* START INFORMATION PROVIDED *
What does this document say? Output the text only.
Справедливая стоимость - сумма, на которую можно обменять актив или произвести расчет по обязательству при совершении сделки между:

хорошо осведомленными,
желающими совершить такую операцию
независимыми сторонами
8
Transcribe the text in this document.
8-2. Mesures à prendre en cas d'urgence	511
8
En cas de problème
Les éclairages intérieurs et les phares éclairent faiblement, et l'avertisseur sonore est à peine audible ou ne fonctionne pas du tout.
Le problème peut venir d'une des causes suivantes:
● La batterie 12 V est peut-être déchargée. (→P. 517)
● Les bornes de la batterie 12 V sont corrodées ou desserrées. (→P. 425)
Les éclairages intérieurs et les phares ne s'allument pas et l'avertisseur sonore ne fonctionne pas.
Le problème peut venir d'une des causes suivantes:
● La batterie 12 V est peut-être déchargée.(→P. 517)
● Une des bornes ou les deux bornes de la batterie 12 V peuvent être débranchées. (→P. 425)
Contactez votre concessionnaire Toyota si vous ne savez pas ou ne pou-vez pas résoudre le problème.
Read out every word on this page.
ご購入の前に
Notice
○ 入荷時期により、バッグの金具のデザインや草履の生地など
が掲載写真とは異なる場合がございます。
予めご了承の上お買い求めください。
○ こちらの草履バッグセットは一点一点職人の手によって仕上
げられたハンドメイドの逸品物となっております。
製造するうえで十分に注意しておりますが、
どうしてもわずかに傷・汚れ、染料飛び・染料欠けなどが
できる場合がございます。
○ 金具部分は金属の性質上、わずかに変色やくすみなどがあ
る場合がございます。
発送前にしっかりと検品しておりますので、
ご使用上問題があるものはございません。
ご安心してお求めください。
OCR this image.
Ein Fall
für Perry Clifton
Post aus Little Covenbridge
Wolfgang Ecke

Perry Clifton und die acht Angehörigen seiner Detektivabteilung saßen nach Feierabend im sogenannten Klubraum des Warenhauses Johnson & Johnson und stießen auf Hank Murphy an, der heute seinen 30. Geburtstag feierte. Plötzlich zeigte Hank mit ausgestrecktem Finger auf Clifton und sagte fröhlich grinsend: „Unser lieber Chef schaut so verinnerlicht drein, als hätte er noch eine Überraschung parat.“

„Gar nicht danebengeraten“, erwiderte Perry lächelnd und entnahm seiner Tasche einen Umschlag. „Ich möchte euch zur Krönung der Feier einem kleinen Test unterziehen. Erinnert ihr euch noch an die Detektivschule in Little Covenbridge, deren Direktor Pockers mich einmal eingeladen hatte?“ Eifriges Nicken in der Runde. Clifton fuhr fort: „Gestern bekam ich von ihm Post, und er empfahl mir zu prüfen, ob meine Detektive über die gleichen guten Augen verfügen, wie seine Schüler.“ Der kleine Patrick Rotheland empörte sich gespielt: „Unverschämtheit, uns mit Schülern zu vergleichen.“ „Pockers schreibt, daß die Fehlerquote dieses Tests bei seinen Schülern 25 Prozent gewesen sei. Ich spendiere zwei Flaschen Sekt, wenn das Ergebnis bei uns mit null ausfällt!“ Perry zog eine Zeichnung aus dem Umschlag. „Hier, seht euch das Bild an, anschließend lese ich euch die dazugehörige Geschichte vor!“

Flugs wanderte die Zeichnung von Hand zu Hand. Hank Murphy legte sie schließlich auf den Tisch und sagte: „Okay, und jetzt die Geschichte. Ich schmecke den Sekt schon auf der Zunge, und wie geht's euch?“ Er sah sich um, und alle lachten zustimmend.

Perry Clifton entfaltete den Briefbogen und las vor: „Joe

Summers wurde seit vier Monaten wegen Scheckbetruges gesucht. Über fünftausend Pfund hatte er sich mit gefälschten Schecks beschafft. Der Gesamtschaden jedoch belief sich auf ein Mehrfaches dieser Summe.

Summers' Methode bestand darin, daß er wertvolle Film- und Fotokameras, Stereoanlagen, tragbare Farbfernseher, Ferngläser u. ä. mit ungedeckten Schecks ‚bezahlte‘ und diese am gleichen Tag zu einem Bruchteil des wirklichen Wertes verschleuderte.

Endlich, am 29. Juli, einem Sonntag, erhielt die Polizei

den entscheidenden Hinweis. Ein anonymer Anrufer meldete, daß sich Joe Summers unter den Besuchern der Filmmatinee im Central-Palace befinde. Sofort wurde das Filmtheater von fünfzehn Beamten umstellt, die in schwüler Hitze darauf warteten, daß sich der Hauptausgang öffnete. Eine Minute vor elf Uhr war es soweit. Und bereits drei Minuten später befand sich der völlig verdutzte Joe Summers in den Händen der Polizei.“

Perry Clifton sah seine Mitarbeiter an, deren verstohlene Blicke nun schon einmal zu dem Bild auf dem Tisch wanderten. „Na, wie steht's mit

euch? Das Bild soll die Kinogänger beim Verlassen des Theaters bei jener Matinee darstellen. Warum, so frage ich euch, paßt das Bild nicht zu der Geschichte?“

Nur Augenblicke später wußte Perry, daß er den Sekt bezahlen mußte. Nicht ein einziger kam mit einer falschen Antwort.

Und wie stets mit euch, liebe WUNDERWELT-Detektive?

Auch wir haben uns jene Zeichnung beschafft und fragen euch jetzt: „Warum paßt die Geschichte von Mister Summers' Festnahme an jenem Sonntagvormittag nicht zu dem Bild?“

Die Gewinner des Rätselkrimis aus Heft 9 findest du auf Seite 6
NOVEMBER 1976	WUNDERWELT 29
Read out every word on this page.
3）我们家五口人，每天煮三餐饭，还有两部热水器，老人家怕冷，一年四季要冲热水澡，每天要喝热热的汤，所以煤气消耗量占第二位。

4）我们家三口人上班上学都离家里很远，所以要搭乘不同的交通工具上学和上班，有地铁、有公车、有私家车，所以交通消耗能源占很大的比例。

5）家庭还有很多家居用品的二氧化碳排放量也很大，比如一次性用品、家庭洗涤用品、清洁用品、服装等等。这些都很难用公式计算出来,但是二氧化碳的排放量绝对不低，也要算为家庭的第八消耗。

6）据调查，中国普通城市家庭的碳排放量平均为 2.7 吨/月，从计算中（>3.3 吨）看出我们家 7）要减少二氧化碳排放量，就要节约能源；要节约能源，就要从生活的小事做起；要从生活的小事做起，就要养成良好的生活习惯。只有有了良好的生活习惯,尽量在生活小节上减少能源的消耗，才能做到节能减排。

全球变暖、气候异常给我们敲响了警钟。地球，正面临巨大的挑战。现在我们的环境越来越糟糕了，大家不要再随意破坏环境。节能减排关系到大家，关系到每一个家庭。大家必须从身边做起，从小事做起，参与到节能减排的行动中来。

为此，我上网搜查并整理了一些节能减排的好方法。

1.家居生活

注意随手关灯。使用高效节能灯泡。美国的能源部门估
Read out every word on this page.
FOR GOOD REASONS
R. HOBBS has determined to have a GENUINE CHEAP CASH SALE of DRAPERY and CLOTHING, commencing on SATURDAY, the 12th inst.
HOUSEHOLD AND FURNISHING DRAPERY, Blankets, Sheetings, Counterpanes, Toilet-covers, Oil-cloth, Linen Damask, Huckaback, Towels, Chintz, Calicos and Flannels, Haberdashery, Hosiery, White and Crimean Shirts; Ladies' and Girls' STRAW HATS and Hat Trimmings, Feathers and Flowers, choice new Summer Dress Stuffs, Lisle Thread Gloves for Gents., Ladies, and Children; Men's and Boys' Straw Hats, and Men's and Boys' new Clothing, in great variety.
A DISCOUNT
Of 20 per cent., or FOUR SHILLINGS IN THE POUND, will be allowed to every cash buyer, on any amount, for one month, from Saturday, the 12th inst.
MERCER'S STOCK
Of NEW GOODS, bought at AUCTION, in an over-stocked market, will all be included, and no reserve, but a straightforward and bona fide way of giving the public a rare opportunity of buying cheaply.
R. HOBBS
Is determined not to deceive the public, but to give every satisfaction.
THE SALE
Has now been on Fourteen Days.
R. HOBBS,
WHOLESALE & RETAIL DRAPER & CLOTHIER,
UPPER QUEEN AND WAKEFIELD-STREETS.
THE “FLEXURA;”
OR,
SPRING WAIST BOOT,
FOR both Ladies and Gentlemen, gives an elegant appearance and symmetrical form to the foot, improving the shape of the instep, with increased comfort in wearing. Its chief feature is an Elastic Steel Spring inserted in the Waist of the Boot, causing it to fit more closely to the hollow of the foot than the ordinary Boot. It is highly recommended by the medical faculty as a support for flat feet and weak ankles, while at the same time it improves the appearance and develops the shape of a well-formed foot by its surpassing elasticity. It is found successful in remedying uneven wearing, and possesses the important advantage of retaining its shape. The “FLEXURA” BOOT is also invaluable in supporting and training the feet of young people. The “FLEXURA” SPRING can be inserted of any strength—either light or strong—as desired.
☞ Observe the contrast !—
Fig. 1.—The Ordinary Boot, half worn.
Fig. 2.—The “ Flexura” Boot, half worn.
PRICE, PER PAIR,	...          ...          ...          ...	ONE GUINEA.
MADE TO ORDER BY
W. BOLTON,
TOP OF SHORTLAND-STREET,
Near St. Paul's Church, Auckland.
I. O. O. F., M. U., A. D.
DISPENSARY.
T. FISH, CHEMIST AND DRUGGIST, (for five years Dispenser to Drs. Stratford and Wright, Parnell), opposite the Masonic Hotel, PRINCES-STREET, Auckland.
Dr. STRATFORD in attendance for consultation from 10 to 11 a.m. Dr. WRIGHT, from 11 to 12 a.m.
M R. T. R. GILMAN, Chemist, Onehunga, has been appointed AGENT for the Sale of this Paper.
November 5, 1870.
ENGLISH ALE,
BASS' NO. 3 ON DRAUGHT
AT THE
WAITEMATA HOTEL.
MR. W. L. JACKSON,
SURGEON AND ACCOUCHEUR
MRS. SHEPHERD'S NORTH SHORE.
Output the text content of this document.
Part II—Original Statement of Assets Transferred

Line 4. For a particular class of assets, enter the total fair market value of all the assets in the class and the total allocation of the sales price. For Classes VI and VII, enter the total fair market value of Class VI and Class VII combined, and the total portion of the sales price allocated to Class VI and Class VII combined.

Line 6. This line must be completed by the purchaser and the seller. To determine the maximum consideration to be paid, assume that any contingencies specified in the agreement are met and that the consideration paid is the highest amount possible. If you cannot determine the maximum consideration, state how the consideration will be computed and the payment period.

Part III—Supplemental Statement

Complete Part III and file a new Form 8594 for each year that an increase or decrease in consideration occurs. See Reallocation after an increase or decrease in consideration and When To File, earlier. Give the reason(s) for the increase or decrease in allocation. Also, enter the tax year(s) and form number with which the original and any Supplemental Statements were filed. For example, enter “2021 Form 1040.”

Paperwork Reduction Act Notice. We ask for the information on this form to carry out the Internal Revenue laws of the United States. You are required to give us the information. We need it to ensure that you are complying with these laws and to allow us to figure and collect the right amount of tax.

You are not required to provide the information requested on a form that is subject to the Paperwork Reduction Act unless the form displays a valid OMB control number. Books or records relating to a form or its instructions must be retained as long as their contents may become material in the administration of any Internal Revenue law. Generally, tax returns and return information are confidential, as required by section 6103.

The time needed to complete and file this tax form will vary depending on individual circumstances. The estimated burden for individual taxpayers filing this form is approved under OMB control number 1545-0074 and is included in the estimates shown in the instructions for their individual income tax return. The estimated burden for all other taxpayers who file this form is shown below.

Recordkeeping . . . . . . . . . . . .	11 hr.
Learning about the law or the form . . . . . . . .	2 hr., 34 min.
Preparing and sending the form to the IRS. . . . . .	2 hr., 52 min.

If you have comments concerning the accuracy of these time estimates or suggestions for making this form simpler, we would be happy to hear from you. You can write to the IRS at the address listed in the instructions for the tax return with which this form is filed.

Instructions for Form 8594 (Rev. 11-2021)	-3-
* END INFORMATION PROVIDED *
WHAT THIS TASK INVOLVES: Where a line of the data holds "text", show that line.

TASK RESULT:
What does this document say? Output the text only.
Transcribe the text in this document.
Output the text content of this document.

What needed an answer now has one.